■ **THE REQUEST**
Exactly reproduce each entry, leaving out nothing.

Saved entries
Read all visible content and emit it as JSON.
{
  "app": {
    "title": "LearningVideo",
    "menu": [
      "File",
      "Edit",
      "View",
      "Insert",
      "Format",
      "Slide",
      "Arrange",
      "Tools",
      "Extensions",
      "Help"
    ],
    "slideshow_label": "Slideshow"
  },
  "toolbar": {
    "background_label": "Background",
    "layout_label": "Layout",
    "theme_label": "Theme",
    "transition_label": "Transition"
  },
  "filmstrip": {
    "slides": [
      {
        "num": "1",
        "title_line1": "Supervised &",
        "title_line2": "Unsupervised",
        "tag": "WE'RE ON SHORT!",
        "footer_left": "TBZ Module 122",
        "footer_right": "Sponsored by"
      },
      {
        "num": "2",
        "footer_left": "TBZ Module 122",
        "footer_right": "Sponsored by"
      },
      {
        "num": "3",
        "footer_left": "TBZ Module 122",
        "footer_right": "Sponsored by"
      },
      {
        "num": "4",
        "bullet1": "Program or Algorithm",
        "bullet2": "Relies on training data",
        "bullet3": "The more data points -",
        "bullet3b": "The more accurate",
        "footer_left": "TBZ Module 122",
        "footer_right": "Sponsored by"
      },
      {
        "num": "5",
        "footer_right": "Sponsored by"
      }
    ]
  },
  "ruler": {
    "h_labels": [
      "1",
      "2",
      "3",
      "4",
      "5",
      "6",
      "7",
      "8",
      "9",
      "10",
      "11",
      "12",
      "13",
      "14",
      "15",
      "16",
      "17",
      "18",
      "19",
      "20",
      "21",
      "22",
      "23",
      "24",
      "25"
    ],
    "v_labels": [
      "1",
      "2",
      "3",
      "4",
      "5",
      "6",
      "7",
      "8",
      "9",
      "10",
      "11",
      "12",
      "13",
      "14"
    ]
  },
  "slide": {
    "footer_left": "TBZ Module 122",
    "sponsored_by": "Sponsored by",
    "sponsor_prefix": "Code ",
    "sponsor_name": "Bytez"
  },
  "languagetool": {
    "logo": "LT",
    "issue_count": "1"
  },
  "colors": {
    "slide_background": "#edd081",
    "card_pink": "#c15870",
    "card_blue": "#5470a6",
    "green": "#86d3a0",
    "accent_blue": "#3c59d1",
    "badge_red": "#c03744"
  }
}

■ **OUTPUT**
Read all visible content and emit it as JSON.
{
  "app": {
    "title": "LearningVideo",
    "menu": [
      "File",
      "Edit",
      "View",
      "Insert",
      "Format",
      "Slide",
      "Arrange",
      "Tools",
      "Extensions",
      "Help"
    ],
    "slideshow_label": "Slideshow"
  },
  "toolbar": {
    "background_label": "Background",
    "layout_label": "Layout",
    "theme_label": "Theme",
    "transition_label": "Transition"
  },
  "filmstrip": {
    "slides": [
      {
        "num": "1",
        "title_line1": "Supervised &",
        "title_line2": "Unsupervised",
        "tag": "WE'RE ON SHORT!",
        "footer_left": "TBZ Module 122",
        "footer_right": "Sponsored by"
      },
      {
        "num": "2",
        "footer_left": "TBZ Module 122",
        "footer_right": "Sponsored by"
      },
      {
        "num": "3",
        "footer_left": "TBZ Module 122",
        "footer_right": "Sponsored by"
      },
      {
        "num": "4",
        "bullet1": "Program or Algorithm",
        "bullet2": "Relies on training data",
        "bullet3": "The more data points -",
        "bullet3b": "The more accurate",
        "footer_left": "TBZ Module 122",
        "footer_right": "Sponsored by"
      },
      {
        "num": "5",
        "footer_right": "Sponsored by"
      }
    ]
  },
  "ruler": {
    "h_labels": [
      "1",
      "2",
      "3",
      "4",
      "5",
      "6",
      "7",
      "8",
      "9",
      "10",
      "11",
      "12",
      "13",
      "14",
      "15",
      "16",
      "17",
      "18",
      "19",
      "20",
      "21",
      "22",
      "23",
      "24",
      "25"
    ],
    "v_labels": [
      "1",
      "2",
      "3",
      "4",
      "5",
      "6",
      "7",
      "8",
      "9",
      "10",
      "11",
      "12",
      "13",
      "14"
    ]
  },
  "slide": {
    "footer_left": "TBZ Module 122",
    "sponsored_by": "Sponsored by",
    "sponsor_prefix": "Code ",
    "sponsor_name": "Bytez"
  },
  "languagetool": {
    "logo": "LT",
    "issue_count": "1"
  },
  "colors": {
    "slide_background": "#edd081",
    "card_pink": "#c15870",
    "card_blue": "#5470a6",
    "green": "#86d3a0",
    "accent_blue": "#3c59d1",
    "badge_red": "#c03744"
  }
}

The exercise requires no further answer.